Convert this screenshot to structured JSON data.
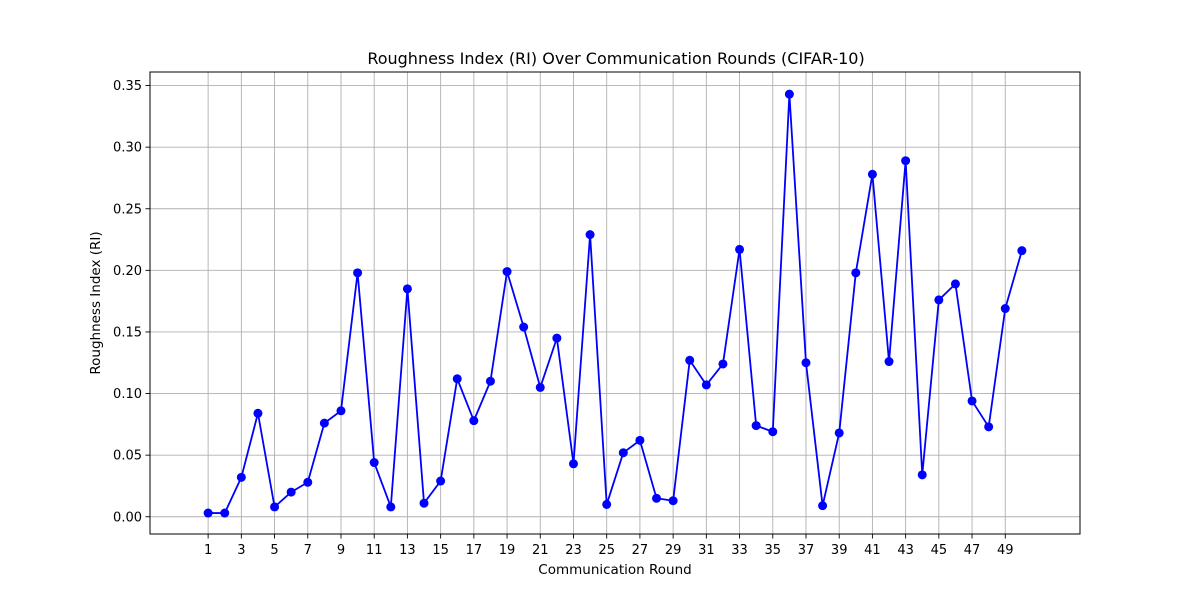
{
  "chart_data": {
    "type": "line",
    "title": "Roughness Index (RI) Over Communication Rounds (CIFAR-10)",
    "xlabel": "Communication Round",
    "ylabel": "Roughness Index (RI)",
    "xlim": [
      -2.5,
      53.5
    ],
    "ylim": [
      -0.014,
      0.361
    ],
    "grid": true,
    "marker": "circle",
    "color": "#0000ff",
    "x_ticks": [
      1,
      3,
      5,
      7,
      9,
      11,
      13,
      15,
      17,
      19,
      21,
      23,
      25,
      27,
      29,
      31,
      33,
      35,
      37,
      39,
      41,
      43,
      45,
      47,
      49
    ],
    "x_tick_labels": [
      "1",
      "3",
      "5",
      "7",
      "9",
      "11",
      "13",
      "15",
      "17",
      "19",
      "21",
      "23",
      "25",
      "27",
      "29",
      "31",
      "33",
      "35",
      "37",
      "39",
      "41",
      "43",
      "45",
      "47",
      "49"
    ],
    "y_ticks": [
      0.0,
      0.05,
      0.1,
      0.15,
      0.2,
      0.25,
      0.3,
      0.35
    ],
    "y_tick_labels": [
      "0.00",
      "0.05",
      "0.10",
      "0.15",
      "0.20",
      "0.25",
      "0.30",
      "0.35"
    ],
    "x": [
      1,
      2,
      3,
      4,
      5,
      6,
      7,
      8,
      9,
      10,
      11,
      12,
      13,
      14,
      15,
      16,
      17,
      18,
      19,
      20,
      21,
      22,
      23,
      24,
      25,
      26,
      27,
      28,
      29,
      30,
      31,
      32,
      33,
      34,
      35,
      36,
      37,
      38,
      39,
      40,
      41,
      42,
      43,
      44,
      45,
      46,
      47,
      48,
      49,
      50
    ],
    "y": [
      0.003,
      0.003,
      0.032,
      0.084,
      0.008,
      0.02,
      0.028,
      0.076,
      0.086,
      0.198,
      0.044,
      0.008,
      0.185,
      0.011,
      0.029,
      0.112,
      0.078,
      0.11,
      0.199,
      0.154,
      0.105,
      0.145,
      0.043,
      0.229,
      0.01,
      0.052,
      0.062,
      0.015,
      0.013,
      0.127,
      0.107,
      0.124,
      0.217,
      0.074,
      0.069,
      0.343,
      0.125,
      0.009,
      0.068,
      0.198,
      0.278,
      0.126,
      0.289,
      0.034,
      0.176,
      0.189,
      0.094,
      0.073,
      0.169,
      0.216
    ]
  }
}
※ ※ ※
How many of the lines above include the string "Index"? Reply with the number by itself.

* **SOLVED PROBLEM**
2